### TO BE DONE
Lines holding the string "matriz" are the ones to copy from this listing.

### SUPPLIED MATERIAL

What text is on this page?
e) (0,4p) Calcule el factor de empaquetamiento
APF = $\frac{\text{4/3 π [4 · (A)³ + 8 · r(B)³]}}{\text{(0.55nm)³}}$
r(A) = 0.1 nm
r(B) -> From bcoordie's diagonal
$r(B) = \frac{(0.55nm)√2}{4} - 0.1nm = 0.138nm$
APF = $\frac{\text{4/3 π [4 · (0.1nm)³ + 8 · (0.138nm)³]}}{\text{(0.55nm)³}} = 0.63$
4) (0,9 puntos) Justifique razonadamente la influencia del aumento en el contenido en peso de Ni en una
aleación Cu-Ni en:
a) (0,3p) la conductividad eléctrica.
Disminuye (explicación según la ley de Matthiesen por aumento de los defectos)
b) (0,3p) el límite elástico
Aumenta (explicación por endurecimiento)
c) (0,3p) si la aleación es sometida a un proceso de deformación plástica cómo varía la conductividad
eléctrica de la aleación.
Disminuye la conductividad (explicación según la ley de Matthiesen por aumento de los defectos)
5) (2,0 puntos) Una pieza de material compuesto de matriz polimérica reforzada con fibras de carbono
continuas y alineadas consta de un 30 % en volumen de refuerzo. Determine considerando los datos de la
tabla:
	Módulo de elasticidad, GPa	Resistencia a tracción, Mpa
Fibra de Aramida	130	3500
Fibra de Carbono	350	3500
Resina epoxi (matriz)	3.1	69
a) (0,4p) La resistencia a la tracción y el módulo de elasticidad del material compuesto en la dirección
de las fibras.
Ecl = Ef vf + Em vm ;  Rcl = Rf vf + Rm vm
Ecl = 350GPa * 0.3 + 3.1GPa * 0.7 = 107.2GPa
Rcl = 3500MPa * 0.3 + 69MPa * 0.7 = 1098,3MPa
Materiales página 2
---
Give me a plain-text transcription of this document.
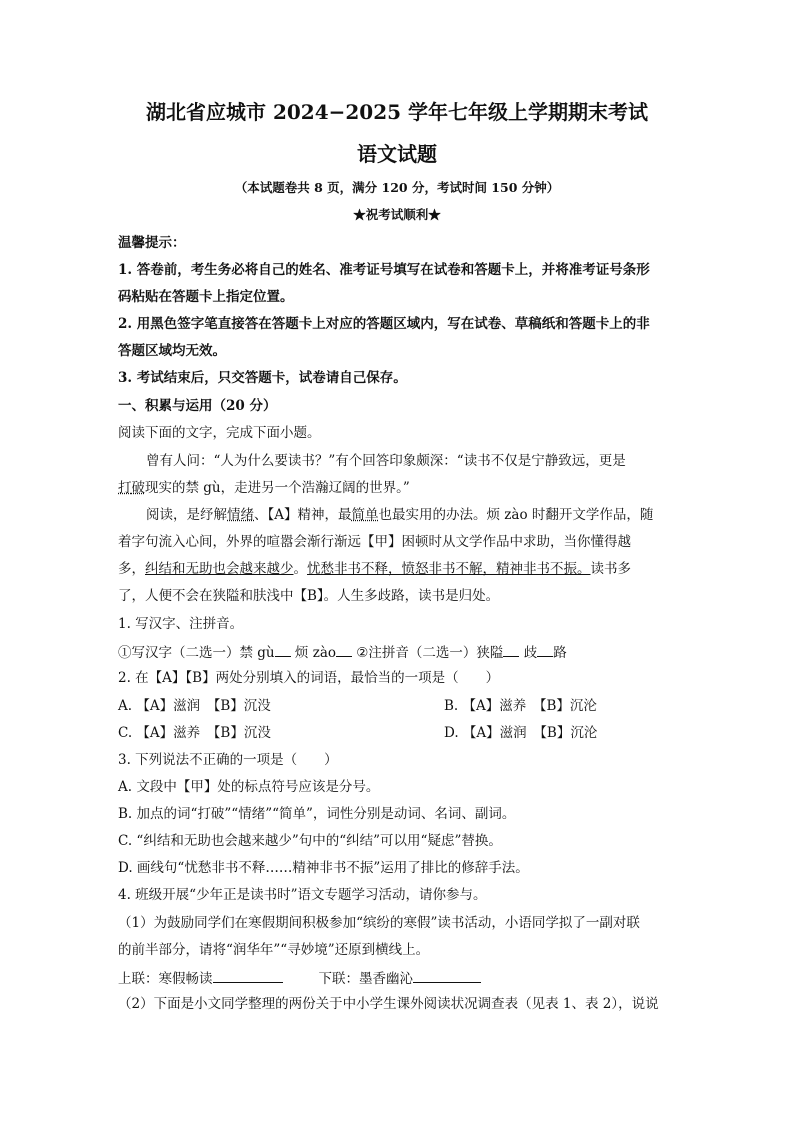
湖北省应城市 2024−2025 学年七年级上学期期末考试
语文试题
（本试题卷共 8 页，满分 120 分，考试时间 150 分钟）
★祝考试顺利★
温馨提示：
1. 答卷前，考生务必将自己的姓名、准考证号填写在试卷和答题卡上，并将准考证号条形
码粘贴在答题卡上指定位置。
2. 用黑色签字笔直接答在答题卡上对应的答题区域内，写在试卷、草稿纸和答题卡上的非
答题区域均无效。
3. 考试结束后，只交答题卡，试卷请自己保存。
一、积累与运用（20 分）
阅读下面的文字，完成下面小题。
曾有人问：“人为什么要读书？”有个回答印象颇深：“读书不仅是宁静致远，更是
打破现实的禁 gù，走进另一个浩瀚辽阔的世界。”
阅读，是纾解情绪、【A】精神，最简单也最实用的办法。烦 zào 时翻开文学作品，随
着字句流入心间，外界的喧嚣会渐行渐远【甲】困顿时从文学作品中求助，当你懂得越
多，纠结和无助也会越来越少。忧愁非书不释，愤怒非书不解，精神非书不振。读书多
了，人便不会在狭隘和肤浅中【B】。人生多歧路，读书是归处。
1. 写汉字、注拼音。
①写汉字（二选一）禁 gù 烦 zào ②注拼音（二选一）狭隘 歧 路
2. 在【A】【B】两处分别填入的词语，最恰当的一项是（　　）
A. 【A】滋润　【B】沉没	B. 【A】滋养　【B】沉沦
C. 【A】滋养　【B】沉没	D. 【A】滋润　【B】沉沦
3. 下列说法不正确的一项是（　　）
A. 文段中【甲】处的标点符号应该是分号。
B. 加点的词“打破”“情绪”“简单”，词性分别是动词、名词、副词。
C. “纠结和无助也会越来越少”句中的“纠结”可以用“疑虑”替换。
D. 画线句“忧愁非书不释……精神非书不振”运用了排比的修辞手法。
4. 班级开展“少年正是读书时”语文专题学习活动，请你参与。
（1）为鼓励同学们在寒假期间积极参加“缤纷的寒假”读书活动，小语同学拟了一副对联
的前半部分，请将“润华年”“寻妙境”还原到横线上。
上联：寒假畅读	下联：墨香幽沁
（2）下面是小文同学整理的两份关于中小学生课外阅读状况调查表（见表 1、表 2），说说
* * *
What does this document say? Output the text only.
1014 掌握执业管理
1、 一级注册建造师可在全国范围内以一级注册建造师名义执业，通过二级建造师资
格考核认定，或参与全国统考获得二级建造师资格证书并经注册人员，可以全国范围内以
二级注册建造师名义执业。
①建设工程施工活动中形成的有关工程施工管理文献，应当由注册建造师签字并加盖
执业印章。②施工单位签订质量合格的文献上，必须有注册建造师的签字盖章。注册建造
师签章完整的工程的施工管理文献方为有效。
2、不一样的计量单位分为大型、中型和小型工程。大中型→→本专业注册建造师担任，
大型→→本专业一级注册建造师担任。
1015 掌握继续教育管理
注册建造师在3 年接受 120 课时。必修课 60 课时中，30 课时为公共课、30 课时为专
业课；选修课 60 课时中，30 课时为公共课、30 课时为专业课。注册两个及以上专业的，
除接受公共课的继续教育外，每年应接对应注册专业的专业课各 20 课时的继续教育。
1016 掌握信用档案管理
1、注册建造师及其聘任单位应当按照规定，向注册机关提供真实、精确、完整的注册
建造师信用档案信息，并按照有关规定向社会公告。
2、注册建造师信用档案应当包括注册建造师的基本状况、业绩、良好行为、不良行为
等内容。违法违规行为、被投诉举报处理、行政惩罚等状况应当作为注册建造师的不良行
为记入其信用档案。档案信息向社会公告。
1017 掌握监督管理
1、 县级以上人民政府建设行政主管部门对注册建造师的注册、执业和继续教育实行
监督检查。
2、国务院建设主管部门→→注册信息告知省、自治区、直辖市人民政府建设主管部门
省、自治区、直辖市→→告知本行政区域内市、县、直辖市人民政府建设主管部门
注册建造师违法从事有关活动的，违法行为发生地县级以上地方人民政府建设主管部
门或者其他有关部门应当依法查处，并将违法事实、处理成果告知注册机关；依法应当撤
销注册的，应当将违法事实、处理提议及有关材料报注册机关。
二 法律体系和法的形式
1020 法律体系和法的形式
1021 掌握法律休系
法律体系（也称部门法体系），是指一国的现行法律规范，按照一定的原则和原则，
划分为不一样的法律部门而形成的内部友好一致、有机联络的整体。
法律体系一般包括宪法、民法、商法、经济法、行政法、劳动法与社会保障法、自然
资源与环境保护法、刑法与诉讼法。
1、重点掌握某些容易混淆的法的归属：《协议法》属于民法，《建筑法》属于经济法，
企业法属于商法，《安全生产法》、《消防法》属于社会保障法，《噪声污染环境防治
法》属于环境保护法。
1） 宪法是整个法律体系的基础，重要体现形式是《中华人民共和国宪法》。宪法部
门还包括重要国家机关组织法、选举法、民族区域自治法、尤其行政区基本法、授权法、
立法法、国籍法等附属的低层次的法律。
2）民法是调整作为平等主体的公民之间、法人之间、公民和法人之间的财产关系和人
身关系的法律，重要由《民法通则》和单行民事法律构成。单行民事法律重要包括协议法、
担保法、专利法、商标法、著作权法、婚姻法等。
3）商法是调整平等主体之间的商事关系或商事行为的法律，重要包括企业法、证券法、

### ANSWER TO THE EXERCISE
5) (2,0 puntos) Una pieza de material compuesto de matriz polimérica reforzada con fibras de carbono
Resina epoxi (matriz)	3.1	69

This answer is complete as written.